Element placement data:
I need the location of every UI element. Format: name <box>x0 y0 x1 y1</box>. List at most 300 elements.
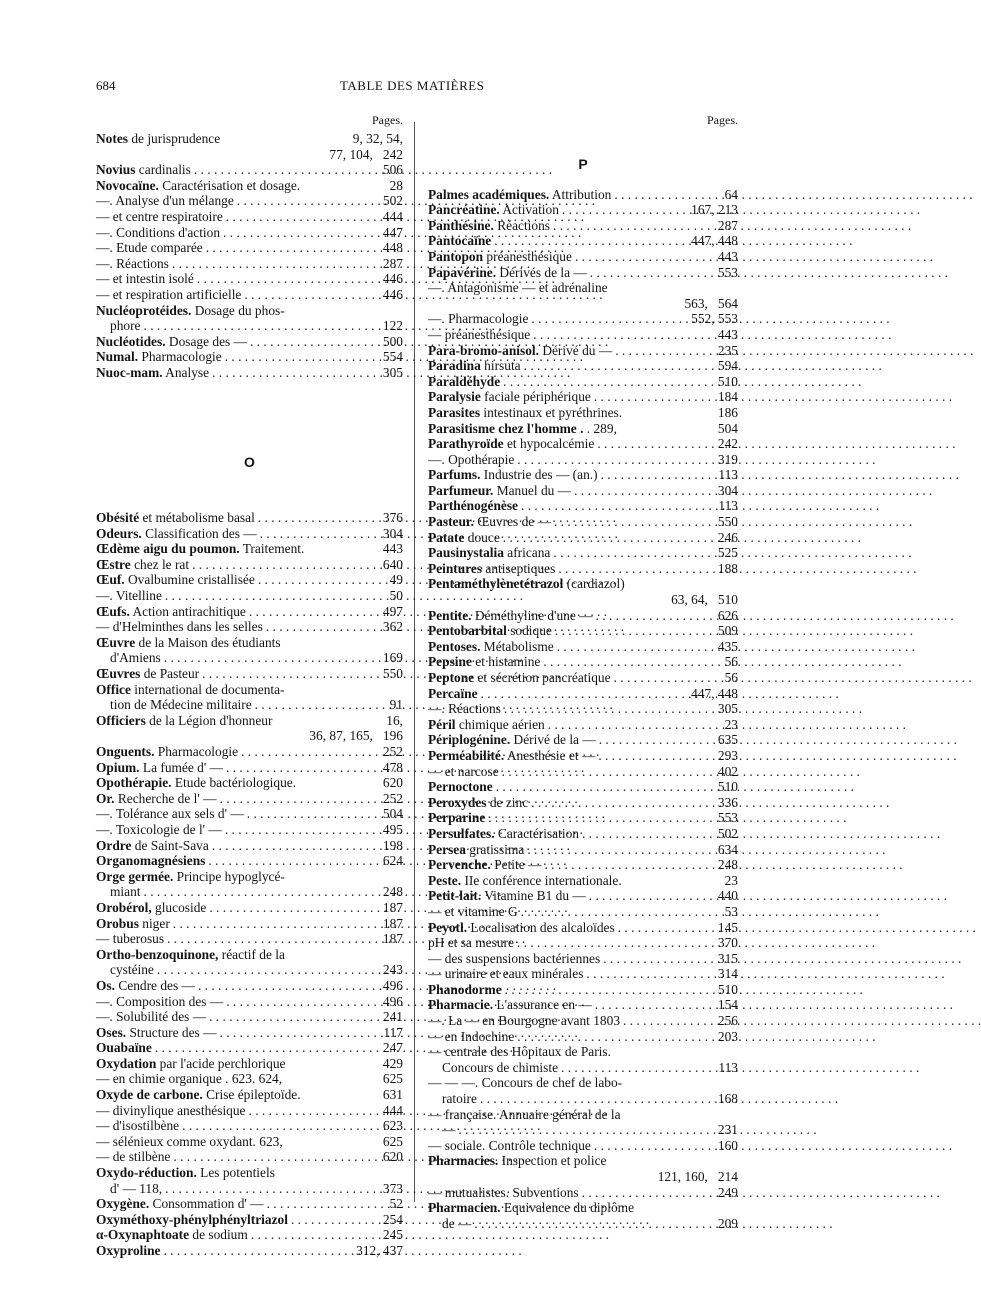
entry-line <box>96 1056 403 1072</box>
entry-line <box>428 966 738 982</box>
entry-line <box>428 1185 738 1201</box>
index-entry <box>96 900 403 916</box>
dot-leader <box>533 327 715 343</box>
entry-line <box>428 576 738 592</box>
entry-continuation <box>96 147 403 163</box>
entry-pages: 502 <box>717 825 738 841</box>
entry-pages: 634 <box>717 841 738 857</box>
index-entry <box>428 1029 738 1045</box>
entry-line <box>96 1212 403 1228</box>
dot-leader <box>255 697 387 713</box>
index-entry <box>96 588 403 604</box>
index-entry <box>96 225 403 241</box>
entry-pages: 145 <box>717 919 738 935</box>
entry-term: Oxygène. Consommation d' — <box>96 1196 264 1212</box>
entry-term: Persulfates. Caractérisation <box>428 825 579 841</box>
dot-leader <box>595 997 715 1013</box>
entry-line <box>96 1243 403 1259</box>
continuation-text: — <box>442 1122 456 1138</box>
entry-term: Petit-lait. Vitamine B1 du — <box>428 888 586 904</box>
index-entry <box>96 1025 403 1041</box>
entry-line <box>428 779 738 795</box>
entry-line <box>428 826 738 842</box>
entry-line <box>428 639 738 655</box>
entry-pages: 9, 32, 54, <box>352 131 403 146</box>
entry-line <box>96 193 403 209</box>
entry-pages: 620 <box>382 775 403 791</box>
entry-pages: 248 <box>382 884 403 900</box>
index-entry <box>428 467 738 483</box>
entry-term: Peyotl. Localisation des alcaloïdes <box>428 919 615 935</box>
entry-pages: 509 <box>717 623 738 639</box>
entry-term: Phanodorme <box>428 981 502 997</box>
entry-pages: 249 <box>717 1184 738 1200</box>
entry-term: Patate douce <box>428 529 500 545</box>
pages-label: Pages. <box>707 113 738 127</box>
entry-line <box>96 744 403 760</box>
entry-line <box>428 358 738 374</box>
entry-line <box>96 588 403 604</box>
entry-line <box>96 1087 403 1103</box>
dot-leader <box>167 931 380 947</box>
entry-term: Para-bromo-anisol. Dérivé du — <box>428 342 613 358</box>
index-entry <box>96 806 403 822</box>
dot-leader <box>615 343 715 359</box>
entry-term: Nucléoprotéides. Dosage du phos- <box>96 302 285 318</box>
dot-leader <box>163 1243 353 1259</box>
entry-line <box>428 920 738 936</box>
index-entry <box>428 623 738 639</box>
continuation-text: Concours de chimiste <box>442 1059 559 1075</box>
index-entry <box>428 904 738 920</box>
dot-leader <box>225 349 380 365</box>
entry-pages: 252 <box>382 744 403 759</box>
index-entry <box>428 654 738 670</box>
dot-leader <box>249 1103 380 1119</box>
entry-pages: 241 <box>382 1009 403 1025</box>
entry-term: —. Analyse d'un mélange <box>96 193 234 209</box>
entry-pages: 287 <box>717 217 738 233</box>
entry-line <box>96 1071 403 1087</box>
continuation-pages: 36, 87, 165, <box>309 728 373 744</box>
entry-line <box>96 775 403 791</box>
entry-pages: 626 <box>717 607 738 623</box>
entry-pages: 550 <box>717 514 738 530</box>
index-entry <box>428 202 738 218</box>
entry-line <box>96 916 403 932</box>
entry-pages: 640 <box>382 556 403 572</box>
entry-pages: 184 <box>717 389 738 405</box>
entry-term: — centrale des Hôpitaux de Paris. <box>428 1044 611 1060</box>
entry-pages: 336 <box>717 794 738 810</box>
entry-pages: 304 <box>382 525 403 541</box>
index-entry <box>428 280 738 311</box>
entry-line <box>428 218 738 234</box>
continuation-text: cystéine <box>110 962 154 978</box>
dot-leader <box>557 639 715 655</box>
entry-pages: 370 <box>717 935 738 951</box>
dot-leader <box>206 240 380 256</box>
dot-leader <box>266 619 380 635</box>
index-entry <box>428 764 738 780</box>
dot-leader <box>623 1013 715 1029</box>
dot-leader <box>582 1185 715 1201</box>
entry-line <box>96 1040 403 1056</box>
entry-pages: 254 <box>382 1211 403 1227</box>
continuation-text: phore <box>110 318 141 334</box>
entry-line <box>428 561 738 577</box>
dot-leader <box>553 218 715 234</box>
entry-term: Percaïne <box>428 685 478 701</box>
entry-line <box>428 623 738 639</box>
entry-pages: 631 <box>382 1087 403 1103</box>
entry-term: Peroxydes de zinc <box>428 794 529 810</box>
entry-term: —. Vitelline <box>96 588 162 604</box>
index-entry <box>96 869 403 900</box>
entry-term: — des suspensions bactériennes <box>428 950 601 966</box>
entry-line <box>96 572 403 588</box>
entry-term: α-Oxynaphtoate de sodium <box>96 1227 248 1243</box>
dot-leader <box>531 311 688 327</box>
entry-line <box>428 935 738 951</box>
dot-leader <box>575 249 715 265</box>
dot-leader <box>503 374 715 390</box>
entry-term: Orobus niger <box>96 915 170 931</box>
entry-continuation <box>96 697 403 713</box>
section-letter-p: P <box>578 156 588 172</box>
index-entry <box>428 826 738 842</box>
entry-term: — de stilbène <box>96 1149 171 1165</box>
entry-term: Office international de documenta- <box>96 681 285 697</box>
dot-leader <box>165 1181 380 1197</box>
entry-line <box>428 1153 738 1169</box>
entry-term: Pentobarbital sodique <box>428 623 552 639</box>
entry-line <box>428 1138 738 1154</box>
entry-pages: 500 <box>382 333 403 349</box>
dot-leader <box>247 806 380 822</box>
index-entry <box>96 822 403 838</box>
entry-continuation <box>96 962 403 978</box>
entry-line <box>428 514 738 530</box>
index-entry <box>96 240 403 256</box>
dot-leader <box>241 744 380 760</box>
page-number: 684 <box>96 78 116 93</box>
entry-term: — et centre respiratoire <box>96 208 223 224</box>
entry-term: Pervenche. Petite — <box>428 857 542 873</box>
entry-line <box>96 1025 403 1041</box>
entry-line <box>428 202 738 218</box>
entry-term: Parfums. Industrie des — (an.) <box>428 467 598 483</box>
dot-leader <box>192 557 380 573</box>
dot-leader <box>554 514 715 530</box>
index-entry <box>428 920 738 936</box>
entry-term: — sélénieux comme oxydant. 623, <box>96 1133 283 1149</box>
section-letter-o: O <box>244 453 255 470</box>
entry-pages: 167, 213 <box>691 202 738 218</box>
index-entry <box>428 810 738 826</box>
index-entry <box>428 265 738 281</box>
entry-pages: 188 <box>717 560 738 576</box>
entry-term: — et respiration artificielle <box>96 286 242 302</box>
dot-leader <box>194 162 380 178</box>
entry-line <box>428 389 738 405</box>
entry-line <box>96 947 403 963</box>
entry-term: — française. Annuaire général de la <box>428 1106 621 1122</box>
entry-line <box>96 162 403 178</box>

THE REQUEST: Reproduce every entry above line for line, without changing anything, and leave out the pictures.

WRITTEN REPLY:
I need the location of every UI element. Format: name <box>x0 y0 x1 y1</box>. List at most 300 elements.
entry-line <box>96 1056 403 1072</box>
entry-line <box>428 966 738 982</box>
entry-line <box>428 1185 738 1201</box>
index-entry <box>96 900 403 916</box>
dot-leader <box>533 327 715 343</box>
entry-line <box>428 576 738 592</box>
entry-continuation <box>96 147 403 163</box>
entry-pages: 502 <box>717 825 738 841</box>
entry-pages: 634 <box>717 841 738 857</box>
index-entry <box>428 1029 738 1045</box>
entry-line <box>96 1212 403 1228</box>
dot-leader <box>255 697 387 713</box>
index-entry <box>96 588 403 604</box>
index-entry <box>96 225 403 241</box>
entry-pages: 145 <box>717 919 738 935</box>
entry-term: Oxygène. Consommation d' — <box>96 1196 264 1212</box>
entry-term: Persulfates. Caractérisation <box>428 825 579 841</box>
dot-leader <box>595 997 715 1013</box>
entry-line <box>96 1243 403 1259</box>
continuation-text: — <box>442 1122 456 1138</box>
entry-term: Petit-lait. Vitamine B1 du — <box>428 888 586 904</box>
index-entry <box>96 1025 403 1041</box>
entry-line <box>428 779 738 795</box>
entry-line <box>428 826 738 842</box>
entry-line <box>428 639 738 655</box>
entry-pages: 9, 32, 54, <box>352 131 403 146</box>
entry-line <box>96 193 403 209</box>
entry-pages: 620 <box>382 775 403 791</box>
entry-pages: 248 <box>382 884 403 900</box>
index-entry <box>428 467 738 483</box>
entry-term: Peyotl. Localisation des alcaloïdes <box>428 919 615 935</box>
entry-pages: 509 <box>717 623 738 639</box>
entry-term: Phanodorme <box>428 981 502 997</box>
entry-pages: 249 <box>717 1184 738 1200</box>
entry-term: Patate douce <box>428 529 500 545</box>
pages-label: Pages. <box>707 113 738 127</box>
entry-line <box>96 744 403 760</box>
entry-line <box>428 358 738 374</box>
entry-line <box>96 588 403 604</box>
entry-line <box>96 1087 403 1103</box>
dot-leader <box>167 931 380 947</box>
entry-term: Para-bromo-anisol. Dérivé du — <box>428 342 613 358</box>
index-entry <box>96 806 403 822</box>
dot-leader <box>615 343 715 359</box>
entry-term: Nucléoprotéides. Dosage du phos- <box>96 302 285 318</box>
dot-leader <box>163 1243 353 1259</box>
entry-line <box>428 920 738 936</box>
index-entry <box>428 623 738 639</box>
continuation-text: Concours de chimiste <box>442 1059 559 1075</box>
index-entry <box>428 904 738 920</box>
dot-leader <box>225 349 380 365</box>
entry-pages: 252 <box>382 744 403 759</box>
index-entry <box>428 654 738 670</box>
dot-leader <box>249 1103 380 1119</box>
entry-pages: 241 <box>382 1009 403 1025</box>
entry-term: —. Analyse d'un mélange <box>96 193 234 209</box>
entry-pages: 287 <box>717 217 738 233</box>
entry-line <box>96 1071 403 1087</box>
continuation-pages: 36, 87, 165, <box>309 728 373 744</box>
entry-line <box>96 775 403 791</box>
entry-pages: 626 <box>717 607 738 623</box>
entry-pages: 550 <box>717 514 738 530</box>
index-entry <box>428 202 738 218</box>
entry-line <box>96 916 403 932</box>
entry-pages: 640 <box>382 556 403 572</box>
entry-pages: 184 <box>717 389 738 405</box>
entry-term: — centrale des Hôpitaux de Paris. <box>428 1044 611 1060</box>
entry-pages: 336 <box>717 794 738 810</box>
entry-pages: 304 <box>382 525 403 541</box>
index-entry <box>428 280 738 311</box>
entry-line <box>428 218 738 234</box>
continuation-text: cystéine <box>110 962 154 978</box>
dot-leader <box>557 639 715 655</box>
entry-pages: 370 <box>717 935 738 951</box>
dot-leader <box>206 240 380 256</box>
dot-leader <box>266 619 380 635</box>
index-entry <box>428 764 738 780</box>
dot-leader <box>623 1013 715 1029</box>
dot-leader <box>582 1185 715 1201</box>
entry-line <box>96 1040 403 1056</box>
entry-pages: 254 <box>382 1211 403 1227</box>
continuation-text: phore <box>110 318 141 334</box>
entry-line <box>428 561 738 577</box>
dot-leader <box>553 218 715 234</box>
entry-term: Percaïne <box>428 685 478 701</box>
entry-line <box>428 623 738 639</box>
entry-pages: 631 <box>382 1087 403 1103</box>
entry-term: Peroxydes de zinc <box>428 794 529 810</box>
entry-term: —. Vitelline <box>96 588 162 604</box>
index-entry <box>96 869 403 900</box>
entry-term: — des suspensions bactériennes <box>428 950 601 966</box>
entry-line <box>96 572 403 588</box>
entry-term: α-Oxynaphtoate de sodium <box>96 1227 248 1243</box>
dot-leader <box>531 311 688 327</box>
entry-line <box>428 935 738 951</box>
dot-leader <box>575 249 715 265</box>
dot-leader <box>503 374 715 390</box>
entry-term: Orobus niger <box>96 915 170 931</box>
entry-continuation <box>96 697 403 713</box>
section-letter-p: P <box>578 156 588 172</box>
index-entry <box>428 826 738 842</box>
entry-term: — de stilbène <box>96 1149 171 1165</box>
entry-term: Office international de documenta- <box>96 681 285 697</box>
dot-leader <box>165 1181 380 1197</box>
entry-line <box>428 1153 738 1169</box>
entry-term: Pentobarbital sodique <box>428 623 552 639</box>
entry-line <box>428 1138 738 1154</box>
entry-pages: 500 <box>382 333 403 349</box>
dot-leader <box>247 806 380 822</box>
index-entry <box>96 822 403 838</box>
entry-continuation <box>96 962 403 978</box>
entry-line <box>428 514 738 530</box>
index-entry <box>96 240 403 256</box>
dot-leader <box>241 744 380 760</box>
page-number: 684 <box>96 78 116 93</box>
entry-term: — et centre respiratoire <box>96 208 223 224</box>
entry-term: Pervenche. Petite — <box>428 857 542 873</box>
entry-line <box>96 1025 403 1041</box>
entry-line <box>428 202 738 218</box>
entry-term: Parfums. Industrie des — (an.) <box>428 467 598 483</box>
dot-leader <box>192 557 380 573</box>
dot-leader <box>554 514 715 530</box>
index-entry <box>428 920 738 936</box>
entry-term: — sélénieux comme oxydant. 623, <box>96 1133 283 1149</box>
section-letter-o: O <box>244 453 255 470</box>
entry-pages: 167, 213 <box>691 202 738 218</box>
index-entry <box>428 810 738 826</box>
index-entry <box>428 265 738 281</box>
entry-pages: 188 <box>717 560 738 576</box>
entry-term: — et respiration artificielle <box>96 286 242 302</box>
dot-leader <box>194 162 380 178</box>
entry-line <box>428 389 738 405</box>
entry-line <box>96 947 403 963</box>
entry-term: — française. Annuaire général de la <box>428 1106 621 1122</box>
entry-line <box>96 162 403 178</box>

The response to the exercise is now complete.